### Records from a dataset
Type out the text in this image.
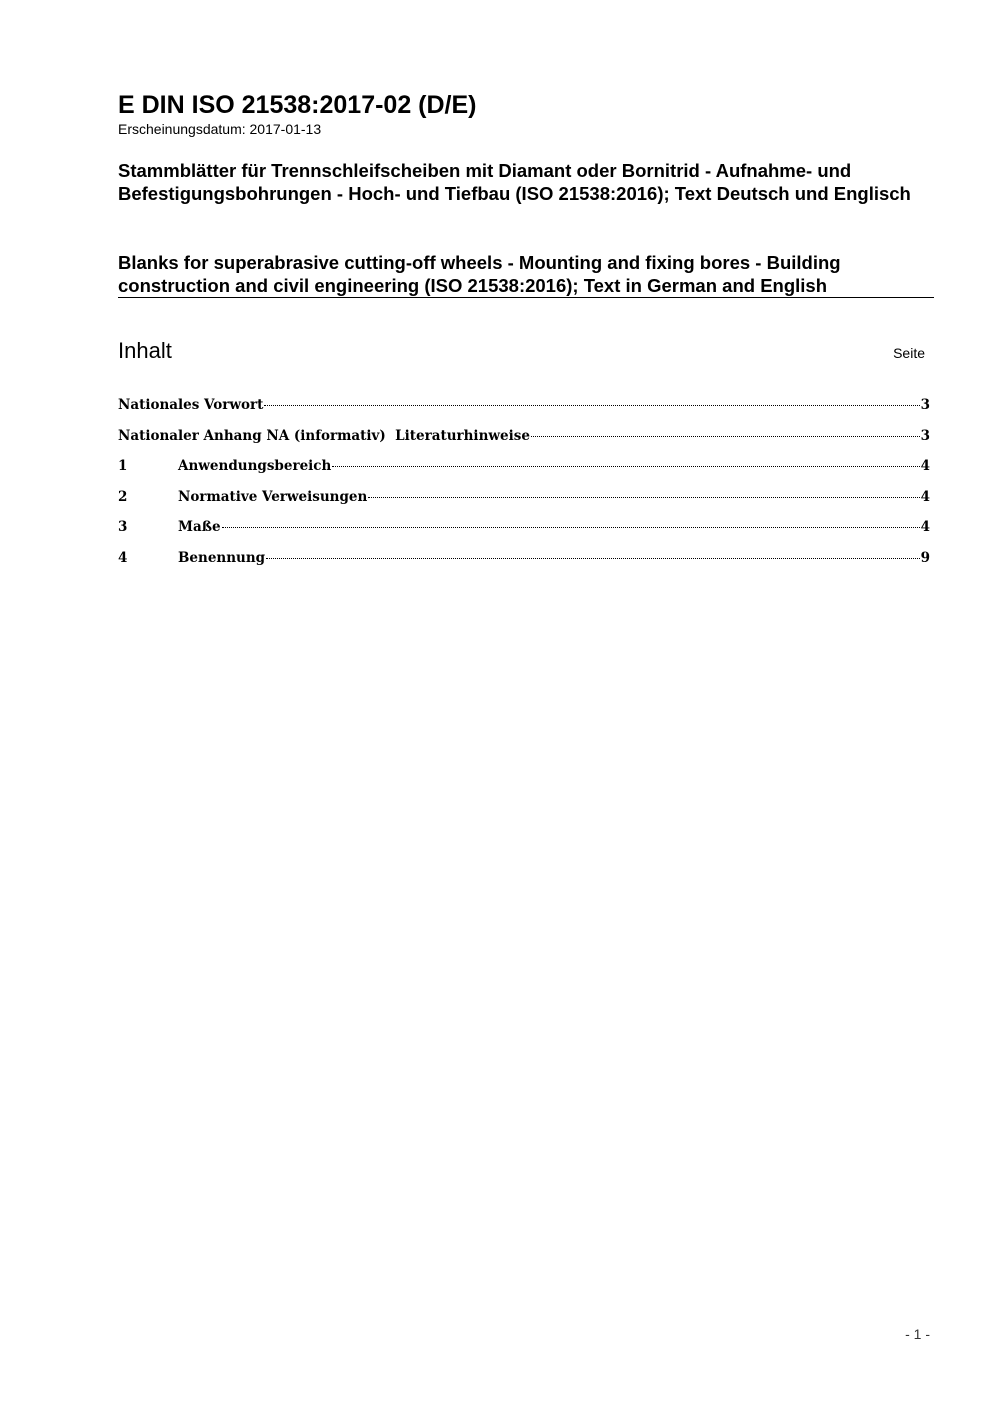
E DIN ISO 21538:2017-02 (D/E)
Erscheinungsdatum: 2017-01-13
Stammblätter für Trennschleifscheiben mit Diamant oder Bornitrid - Aufnahme- und Befestigungsbohrungen - Hoch- und Tiefbau (ISO 21538:2016); Text Deutsch und Englisch
Blanks for superabrasive cutting-off wheels - Mounting and fixing bores - Building construction and civil engineering (ISO 21538:2016); Text in German and English
Inhalt	Seite
Nationales Vorwort	3
Nationaler Anhang NA (informativ)  Literaturhinweise	3
1	Anwendungsbereich	4
2	Normative Verweisungen	4
3	Maße	4
4	Benennung	9
- 1 -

### Exercise prompt
Leave out the pictures and retype every line above exactly.

### Task output
Type out the text in this image.
E DIN ISO 21538:2017-02 (D/E)
Erscheinungsdatum: 2017-01-13
Stammblätter für Trennschleifscheiben mit Diamant oder Bornitrid - Aufnahme- und Befestigungsbohrungen - Hoch- und Tiefbau (ISO 21538:2016); Text Deutsch und Englisch
Blanks for superabrasive cutting-off wheels - Mounting and fixing bores - Building construction and civil engineering (ISO 21538:2016); Text in German and English
Inhalt	Seite
Nationales Vorwort	3
Nationaler Anhang NA (informativ)  Literaturhinweise	3
1	Anwendungsbereich	4
2	Normative Verweisungen	4
3	Maße	4
4	Benennung	9
- 1 -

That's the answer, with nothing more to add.